§ AIM: Convert every line of the entries below into a JSON list of strings, one string per line, and omit any blank lines.

§ THE DATA:
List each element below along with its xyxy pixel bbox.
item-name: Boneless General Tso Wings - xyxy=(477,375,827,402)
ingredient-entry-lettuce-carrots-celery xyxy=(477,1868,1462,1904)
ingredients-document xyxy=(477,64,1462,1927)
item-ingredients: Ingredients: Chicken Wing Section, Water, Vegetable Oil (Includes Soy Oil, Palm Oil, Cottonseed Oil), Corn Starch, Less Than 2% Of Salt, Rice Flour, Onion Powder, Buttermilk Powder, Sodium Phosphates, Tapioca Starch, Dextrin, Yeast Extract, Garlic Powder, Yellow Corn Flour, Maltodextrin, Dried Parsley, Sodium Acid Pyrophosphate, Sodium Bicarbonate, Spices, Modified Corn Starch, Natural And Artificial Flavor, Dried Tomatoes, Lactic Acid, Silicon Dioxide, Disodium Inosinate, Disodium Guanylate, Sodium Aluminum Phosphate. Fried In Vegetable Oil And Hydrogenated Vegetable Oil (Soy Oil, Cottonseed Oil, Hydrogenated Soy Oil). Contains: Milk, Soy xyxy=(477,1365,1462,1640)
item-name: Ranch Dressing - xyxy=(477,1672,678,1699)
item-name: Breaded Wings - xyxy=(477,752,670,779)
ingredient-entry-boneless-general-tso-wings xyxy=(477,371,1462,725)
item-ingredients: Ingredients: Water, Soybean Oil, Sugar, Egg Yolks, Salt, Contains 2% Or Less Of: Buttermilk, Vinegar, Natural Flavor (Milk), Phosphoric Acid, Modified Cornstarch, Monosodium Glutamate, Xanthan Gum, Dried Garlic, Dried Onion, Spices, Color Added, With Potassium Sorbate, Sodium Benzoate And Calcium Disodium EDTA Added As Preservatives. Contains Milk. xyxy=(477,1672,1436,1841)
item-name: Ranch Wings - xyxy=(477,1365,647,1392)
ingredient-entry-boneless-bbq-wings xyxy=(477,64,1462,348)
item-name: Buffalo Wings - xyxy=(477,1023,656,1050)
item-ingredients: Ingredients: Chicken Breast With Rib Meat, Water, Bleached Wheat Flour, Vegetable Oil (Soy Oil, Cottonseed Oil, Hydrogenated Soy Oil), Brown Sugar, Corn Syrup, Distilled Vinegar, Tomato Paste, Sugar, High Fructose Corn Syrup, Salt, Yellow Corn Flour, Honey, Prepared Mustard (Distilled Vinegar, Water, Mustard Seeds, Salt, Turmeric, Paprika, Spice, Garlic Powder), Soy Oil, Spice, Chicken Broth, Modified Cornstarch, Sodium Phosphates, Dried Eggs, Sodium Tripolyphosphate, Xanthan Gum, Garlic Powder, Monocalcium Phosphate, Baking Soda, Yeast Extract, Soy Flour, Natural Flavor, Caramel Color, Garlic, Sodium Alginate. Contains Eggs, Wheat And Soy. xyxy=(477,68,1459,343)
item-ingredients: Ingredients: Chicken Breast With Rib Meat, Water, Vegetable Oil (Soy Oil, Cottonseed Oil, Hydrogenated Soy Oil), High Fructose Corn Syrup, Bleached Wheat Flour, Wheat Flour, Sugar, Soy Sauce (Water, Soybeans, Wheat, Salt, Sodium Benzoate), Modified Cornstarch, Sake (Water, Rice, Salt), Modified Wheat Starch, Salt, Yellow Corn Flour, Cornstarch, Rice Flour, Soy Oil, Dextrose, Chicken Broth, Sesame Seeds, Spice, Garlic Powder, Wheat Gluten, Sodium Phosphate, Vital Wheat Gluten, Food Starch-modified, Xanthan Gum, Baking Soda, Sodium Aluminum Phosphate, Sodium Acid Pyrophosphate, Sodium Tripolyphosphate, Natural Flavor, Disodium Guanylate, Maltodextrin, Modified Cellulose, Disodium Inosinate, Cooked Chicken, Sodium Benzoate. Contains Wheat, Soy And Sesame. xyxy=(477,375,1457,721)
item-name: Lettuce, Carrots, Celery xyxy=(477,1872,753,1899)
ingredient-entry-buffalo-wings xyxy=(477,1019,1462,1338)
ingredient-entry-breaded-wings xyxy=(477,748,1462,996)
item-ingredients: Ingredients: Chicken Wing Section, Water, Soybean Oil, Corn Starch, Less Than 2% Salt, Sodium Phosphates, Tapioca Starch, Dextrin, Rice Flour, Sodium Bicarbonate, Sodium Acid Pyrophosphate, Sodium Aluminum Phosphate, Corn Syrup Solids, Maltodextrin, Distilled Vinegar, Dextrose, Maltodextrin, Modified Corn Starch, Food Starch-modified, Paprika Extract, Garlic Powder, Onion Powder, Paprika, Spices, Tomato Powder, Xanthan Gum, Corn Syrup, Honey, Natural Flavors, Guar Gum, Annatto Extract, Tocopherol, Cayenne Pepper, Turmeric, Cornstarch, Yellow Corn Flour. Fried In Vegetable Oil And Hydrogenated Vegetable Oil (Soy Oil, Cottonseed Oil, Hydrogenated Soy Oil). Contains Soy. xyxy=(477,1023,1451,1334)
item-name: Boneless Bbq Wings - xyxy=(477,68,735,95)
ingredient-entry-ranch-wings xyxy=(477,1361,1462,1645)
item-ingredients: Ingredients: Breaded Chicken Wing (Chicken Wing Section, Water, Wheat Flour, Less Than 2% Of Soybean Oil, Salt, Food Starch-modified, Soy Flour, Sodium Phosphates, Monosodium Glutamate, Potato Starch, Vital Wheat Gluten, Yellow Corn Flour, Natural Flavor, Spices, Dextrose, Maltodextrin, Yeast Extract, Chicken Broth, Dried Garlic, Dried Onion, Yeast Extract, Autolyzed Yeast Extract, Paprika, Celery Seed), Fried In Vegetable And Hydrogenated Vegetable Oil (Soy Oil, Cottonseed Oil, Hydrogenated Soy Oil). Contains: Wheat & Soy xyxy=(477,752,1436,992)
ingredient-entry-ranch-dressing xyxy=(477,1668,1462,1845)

§ RESULT FOR THIS EXERCISE:
[
  "List each element below along with its xyxy pixel bbox.",
  "item-name: Boneless General Tso Wings - xyxy=(477,375,827,402)",
  "ingredient-entry-lettuce-carrots-celery xyxy=(477,1868,1462,1904)",
  "ingredients-document xyxy=(477,64,1462,1927)",
  "item-ingredients: Ingredients: Chicken Wing Section, Water, Vegetable Oil (Includes Soy Oil, Palm Oil, Cottonseed Oil), Corn Starch, Less Than 2% Of Salt, Rice Flour, Onion Powder, Buttermilk Powder, Sodium Phosphates, Tapioca Starch, Dextrin, Yeast Extract, Garlic Powder, Yellow Corn Flour, Maltodextrin, Dried Parsley, Sodium Acid Pyrophosphate, Sodium Bicarbonate, Spices, Modified Corn Starch, Natural And Artificial Flavor, Dried Tomatoes, Lactic Acid, Silicon Dioxide, Disodium Inosinate, Disodium Guanylate, Sodium Aluminum Phosphate. Fried In Vegetable Oil And Hydrogenated Vegetable Oil (Soy Oil, Cottonseed Oil, Hydrogenated Soy Oil). Contains: Milk, Soy xyxy=(477,1365,1462,1640)",
  "item-name: Ranch Dressing - xyxy=(477,1672,678,1699)",
  "item-name: Breaded Wings - xyxy=(477,752,670,779)",
  "ingredient-entry-boneless-general-tso-wings xyxy=(477,371,1462,725)",
  "item-ingredients: Ingredients: Water, Soybean Oil, Sugar, Egg Yolks, Salt, Contains 2% Or Less Of: Buttermilk, Vinegar, Natural Flavor (Milk), Phosphoric Acid, Modified Cornstarch, Monosodium Glutamate, Xanthan Gum, Dried Garlic, Dried Onion, Spices, Color Added, With Potassium Sorbate, Sodium Benzoate And Calcium Disodium EDTA Added As Preservatives. Contains Milk. xyxy=(477,1672,1436,1841)",
  "item-name: Ranch Wings - xyxy=(477,1365,647,1392)",
  "ingredient-entry-boneless-bbq-wings xyxy=(477,64,1462,348)",
  "item-name: Buffalo Wings - xyxy=(477,1023,656,1050)",
  "item-ingredients: Ingredients: Chicken Breast With Rib Meat, Water, Bleached Wheat Flour, Vegetable Oil (Soy Oil, Cottonseed Oil, Hydrogenated Soy Oil), Brown Sugar, Corn Syrup, Distilled Vinegar, Tomato Paste, Sugar, High Fructose Corn Syrup, Salt, Yellow Corn Flour, Honey, Prepared Mustard (Distilled Vinegar, Water, Mustard Seeds, Salt, Turmeric, Paprika, Spice, Garlic Powder), Soy Oil, Spice, Chicken Broth, Modified Cornstarch, Sodium Phosphates, Dried Eggs, Sodium Tripolyphosphate, Xanthan Gum, Garlic Powder, Monocalcium Phosphate, Baking Soda, Yeast Extract, Soy Flour, Natural Flavor, Caramel Color, Garlic, Sodium Alginate. Contains Eggs, Wheat And Soy. xyxy=(477,68,1459,343)",
  "item-ingredients: Ingredients: Chicken Breast With Rib Meat, Water, Vegetable Oil (Soy Oil, Cottonseed Oil, Hydrogenated Soy Oil), High Fructose Corn Syrup, Bleached Wheat Flour, Wheat Flour, Sugar, Soy Sauce (Water, Soybeans, Wheat, Salt, Sodium Benzoate), Modified Cornstarch, Sake (Water, Rice, Salt), Modified Wheat Starch, Salt, Yellow Corn Flour, Cornstarch, Rice Flour, Soy Oil, Dextrose, Chicken Broth, Sesame Seeds, Spice, Garlic Powder, Wheat Gluten, Sodium Phosphate, Vital Wheat Gluten, Food Starch-modified, Xanthan Gum, Baking Soda, Sodium Aluminum Phosphate, Sodium Acid Pyrophosphate, Sodium Tripolyphosphate, Natural Flavor, Disodium Guanylate, Maltodextrin, Modified Cellulose, Disodium Inosinate, Cooked Chicken, Sodium Benzoate. Contains Wheat, Soy And Sesame. xyxy=(477,375,1457,721)",
  "item-name: Lettuce, Carrots, Celery xyxy=(477,1872,753,1899)",
  "ingredient-entry-buffalo-wings xyxy=(477,1019,1462,1338)",
  "ingredient-entry-breaded-wings xyxy=(477,748,1462,996)",
  "item-ingredients: Ingredients: Chicken Wing Section, Water, Soybean Oil, Corn Starch, Less Than 2% Salt, Sodium Phosphates, Tapioca Starch, Dextrin, Rice Flour, Sodium Bicarbonate, Sodium Acid Pyrophosphate, Sodium Aluminum Phosphate, Corn Syrup Solids, Maltodextrin, Distilled Vinegar, Dextrose, Maltodextrin, Modified Corn Starch, Food Starch-modified, Paprika Extract, Garlic Powder, Onion Powder, Paprika, Spices, Tomato Powder, Xanthan Gum, Corn Syrup, Honey, Natural Flavors, Guar Gum, Annatto Extract, Tocopherol, Cayenne Pepper, Turmeric, Cornstarch, Yellow Corn Flour. Fried In Vegetable Oil And Hydrogenated Vegetable Oil (Soy Oil, Cottonseed Oil, Hydrogenated Soy Oil). Contains Soy. xyxy=(477,1023,1451,1334)",
  "item-name: Boneless Bbq Wings - xyxy=(477,68,735,95)",
  "ingredient-entry-ranch-wings xyxy=(477,1361,1462,1645)",
  "item-ingredients: Ingredients: Breaded Chicken Wing (Chicken Wing Section, Water, Wheat Flour, Less Than 2% Of Soybean Oil, Salt, Food Starch-modified, Soy Flour, Sodium Phosphates, Monosodium Glutamate, Potato Starch, Vital Wheat Gluten, Yellow Corn Flour, Natural Flavor, Spices, Dextrose, Maltodextrin, Yeast Extract, Chicken Broth, Dried Garlic, Dried Onion, Yeast Extract, Autolyzed Yeast Extract, Paprika, Celery Seed), Fried In Vegetable And Hydrogenated Vegetable Oil (Soy Oil, Cottonseed Oil, Hydrogenated Soy Oil). Contains: Wheat & Soy xyxy=(477,752,1436,992)",
  "ingredient-entry-ranch-dressing xyxy=(477,1668,1462,1845)"
]